▶ _Texte du décret_

════════════════

Les indications des plans d’aménagement impliquant des expropriations deviennent sans effet si la procédure administrative en expropriation visée à l’alinéa précédent n’a pas été introduite dans un délai de dix ans à partir de l’entrée en vigueur de l’acte qui les a approuvés ou arrêtés. En cas de révision au cours de ces dix ans, le délai de quinze ans ne peut être dépassé.

            En cas de contradiction entre indications du plan d’expropriation, celles du plan d’aménagement et celles du plan d’alignement, les indications à suivre seront celles prévues par le document dernier en date.

 

Article 23 

Pour l’appréciation de la valeur des biens appropriés, les expropriations successives en vue de la réalisation d’un plan d’aménagement, même révisée en conformité de l’article 17, sans considérées comme formant un tout.

 

Pour la fixation des indemnités d’expropriation, il n’est pas ténu compte des plus- values ou des moins-values résultant des stipulations des plans d’aménagement et des travaux effectués en exécution de ces derniers, ni des plus-values acquises par les biens du fait  de modifications   y apportées postérieurement à la mise en vigueur de l’acte approuvant ou arrêtant les plans, ces modifications eussent-elle fait l’objet d’une permission.

 

Titre 5 : Dispositions Générales

 

Article 24                

Les infractions aux prescriptions des plans d’aménagement, aux règles générales à l’article 20 du présent décret et aux prescriptions édictées en application de l’article 27 de celui-ci, sont punies d’une servitude pénale de deux mois au maximum et d’une amende de 1.000 à 5.000 francs ou d’une de ces peines seulement.

Indépendamment de la peine, le  tribunal prononce la réparation de l’infraction, si cette réparation est demandée par l’Administration et dans les limites où elle est demandée ? Le tribunal fixe un délai pour la réparation. En cas d’inexécution totale ou partielle de la réparation dans le délai prescrit, il peut y être procédé d’office, aux frais du contrevenant, soit par la Colonie, soit par un entrepreneur qu’elle désigne à ces fins.

 

Article 25                

Le gouverneur Général désigne les personnes spécialement chargées de la recherche et de la constatation des infractions visées et de l’article précédent, il fixe leur ressort.

 

Titre 6 : Dispositions Diverses.

 

Article 26                

Le présent décret n’est pas applicable aux parcs nationaux ni aux bases de l’armée métropolitaine.

════════════════

▶ _Données fournies_
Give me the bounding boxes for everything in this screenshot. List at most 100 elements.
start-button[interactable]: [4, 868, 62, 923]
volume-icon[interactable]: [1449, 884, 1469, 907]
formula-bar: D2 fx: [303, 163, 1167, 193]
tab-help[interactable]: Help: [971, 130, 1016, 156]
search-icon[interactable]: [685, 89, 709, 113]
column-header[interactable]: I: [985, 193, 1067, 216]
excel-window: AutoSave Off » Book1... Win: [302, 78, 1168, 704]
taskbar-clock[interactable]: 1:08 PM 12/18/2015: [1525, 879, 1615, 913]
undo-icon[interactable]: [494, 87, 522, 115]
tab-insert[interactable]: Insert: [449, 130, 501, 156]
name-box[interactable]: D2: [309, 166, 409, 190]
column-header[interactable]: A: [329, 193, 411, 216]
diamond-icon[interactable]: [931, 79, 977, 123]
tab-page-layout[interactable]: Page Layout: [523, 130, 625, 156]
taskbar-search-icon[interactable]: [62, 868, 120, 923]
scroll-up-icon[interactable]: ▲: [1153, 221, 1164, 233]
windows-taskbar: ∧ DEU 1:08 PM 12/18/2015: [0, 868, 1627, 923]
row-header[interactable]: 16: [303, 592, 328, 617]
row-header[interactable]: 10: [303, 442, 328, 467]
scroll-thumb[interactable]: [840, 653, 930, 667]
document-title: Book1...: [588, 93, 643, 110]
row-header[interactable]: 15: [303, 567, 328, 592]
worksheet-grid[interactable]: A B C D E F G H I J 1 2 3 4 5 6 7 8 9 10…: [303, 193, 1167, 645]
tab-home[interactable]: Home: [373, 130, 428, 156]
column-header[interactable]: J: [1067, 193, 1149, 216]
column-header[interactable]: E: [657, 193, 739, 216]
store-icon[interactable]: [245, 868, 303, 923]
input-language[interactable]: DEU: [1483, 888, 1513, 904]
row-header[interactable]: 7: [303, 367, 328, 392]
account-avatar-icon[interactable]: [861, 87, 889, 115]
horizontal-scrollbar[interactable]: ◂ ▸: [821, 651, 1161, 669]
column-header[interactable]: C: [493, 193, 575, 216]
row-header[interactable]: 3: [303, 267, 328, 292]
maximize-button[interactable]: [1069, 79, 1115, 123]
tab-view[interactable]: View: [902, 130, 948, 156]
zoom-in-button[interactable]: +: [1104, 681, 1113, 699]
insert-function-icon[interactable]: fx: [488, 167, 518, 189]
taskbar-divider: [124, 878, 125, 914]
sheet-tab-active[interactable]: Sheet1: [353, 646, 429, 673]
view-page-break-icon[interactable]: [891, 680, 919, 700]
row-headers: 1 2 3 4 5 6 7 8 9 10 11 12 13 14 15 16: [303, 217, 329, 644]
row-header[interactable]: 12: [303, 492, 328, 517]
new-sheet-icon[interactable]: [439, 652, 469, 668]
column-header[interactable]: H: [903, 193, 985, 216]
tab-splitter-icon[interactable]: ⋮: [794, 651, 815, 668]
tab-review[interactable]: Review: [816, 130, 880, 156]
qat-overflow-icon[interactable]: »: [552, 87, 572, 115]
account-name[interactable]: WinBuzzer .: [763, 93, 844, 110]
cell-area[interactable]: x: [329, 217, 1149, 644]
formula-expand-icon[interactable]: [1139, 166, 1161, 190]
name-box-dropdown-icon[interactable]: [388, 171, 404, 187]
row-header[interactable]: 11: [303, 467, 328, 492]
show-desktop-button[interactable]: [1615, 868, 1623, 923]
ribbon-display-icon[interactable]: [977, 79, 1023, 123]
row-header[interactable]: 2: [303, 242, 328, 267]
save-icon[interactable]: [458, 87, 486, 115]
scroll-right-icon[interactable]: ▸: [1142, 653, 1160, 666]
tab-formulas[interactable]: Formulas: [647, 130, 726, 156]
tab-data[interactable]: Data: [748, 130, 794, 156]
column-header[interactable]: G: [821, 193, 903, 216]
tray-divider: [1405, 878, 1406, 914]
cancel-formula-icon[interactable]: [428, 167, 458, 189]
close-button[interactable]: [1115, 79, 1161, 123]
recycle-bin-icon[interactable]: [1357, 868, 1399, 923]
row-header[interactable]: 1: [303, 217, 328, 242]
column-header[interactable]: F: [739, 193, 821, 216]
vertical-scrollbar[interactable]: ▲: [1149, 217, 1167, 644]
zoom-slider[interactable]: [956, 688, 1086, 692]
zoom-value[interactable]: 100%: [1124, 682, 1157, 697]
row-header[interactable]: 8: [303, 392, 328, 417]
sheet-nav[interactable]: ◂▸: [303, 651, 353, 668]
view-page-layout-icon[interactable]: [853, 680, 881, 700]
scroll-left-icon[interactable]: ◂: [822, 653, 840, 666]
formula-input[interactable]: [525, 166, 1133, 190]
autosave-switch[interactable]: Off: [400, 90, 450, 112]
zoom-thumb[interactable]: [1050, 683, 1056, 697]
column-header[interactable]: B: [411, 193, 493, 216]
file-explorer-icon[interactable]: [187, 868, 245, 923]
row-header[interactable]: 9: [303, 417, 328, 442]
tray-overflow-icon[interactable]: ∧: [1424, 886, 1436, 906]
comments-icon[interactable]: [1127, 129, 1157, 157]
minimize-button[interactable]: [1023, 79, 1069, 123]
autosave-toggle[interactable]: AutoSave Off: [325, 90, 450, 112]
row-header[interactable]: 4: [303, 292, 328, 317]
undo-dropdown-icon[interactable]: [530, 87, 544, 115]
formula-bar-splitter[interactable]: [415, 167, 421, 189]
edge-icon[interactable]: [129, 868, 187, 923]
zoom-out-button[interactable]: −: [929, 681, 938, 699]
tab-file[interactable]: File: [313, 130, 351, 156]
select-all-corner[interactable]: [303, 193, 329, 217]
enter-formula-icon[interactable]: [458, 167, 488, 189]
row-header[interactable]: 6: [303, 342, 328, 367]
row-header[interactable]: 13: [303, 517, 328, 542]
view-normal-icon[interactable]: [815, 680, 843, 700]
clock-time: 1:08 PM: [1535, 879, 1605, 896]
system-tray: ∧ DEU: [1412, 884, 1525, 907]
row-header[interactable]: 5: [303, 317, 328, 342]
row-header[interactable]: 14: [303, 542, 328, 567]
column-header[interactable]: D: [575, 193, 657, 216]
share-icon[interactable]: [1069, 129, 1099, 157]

════════════════

▶ _Travail à faire_
(1) D'après le décret sur les plans d'aménagement, quelle est la durée maximale de la servitude pénale prévue à l'article 24 ?
(2) Poursuivez le décret sur les plans d'aménagement à la suite de la dernière phrase de l'article 26.

▶ _Réponses attendues_
(1) Deux mois au maximum.

(2)
Article 27                

Le gouverneur Général prescrit : 

a. les règles pour l’établissement et l’approbation des plans d’alignement,

b. les règles auxquelles doivent répondre les constructions et les plantations au point de vue de la sécurité, de l’hygiène, de l’esthétique ainsi que de la nature, de la qualité et de la mise en œuvre des matériaux ;

c. les règles à observer pour l’exécution des travaux. Il détermine l’aire d’application de ces prescriptions.

 

Il est institué au chef-lieu de chaque province une commission provinciale de l’urbanisme.

Cette commission est présidée par le Commissaire provincial et est composée de 5 membres effectifs choisis en dehors de l’Administration et nommés par le Gouverneur de province.

Font d’office partie de la commission, mais avec voix consultative seulement, le conseiller Juridique et l’architecte urbaniste de la province. 

Le Commissaire provincial peut, s’il le juge opportun, se faire assister par d’autres membres de l’administration qui pourront siéger  avec voix consultative seulement.

Le Gouverneur Général détermine les règles à suivre pour le fonctionnement des commissions, pour la nomination des membres effectifs et des membres suppléants, et pour la durée de leur mandat.

            La commission provinciale de l’urbanisme donne son avis sur toute question relevant de l’application du décret sur l’urbanisme qui lui est soumise par le Gouverneur de province.

Article 28 : Dispositions transitoires

Les ordonnances et arrêtés pris sous l’empire du décret du 21 février 1949 restent en vigueur jusqu’à l’application des ordonnances et arrêtés découlant du présent décret. 

Les villes existant lors de la mise en vigueur du présent décret et qui sont soumises au régime urbanistique déterminé par l’article 1 du décret du 21 février 1949 sont exemptées de la procédure d’office prévue par l’article 1 ci-dessus.

Notre ministre des colonies est chargé de l’exécution du présent décret.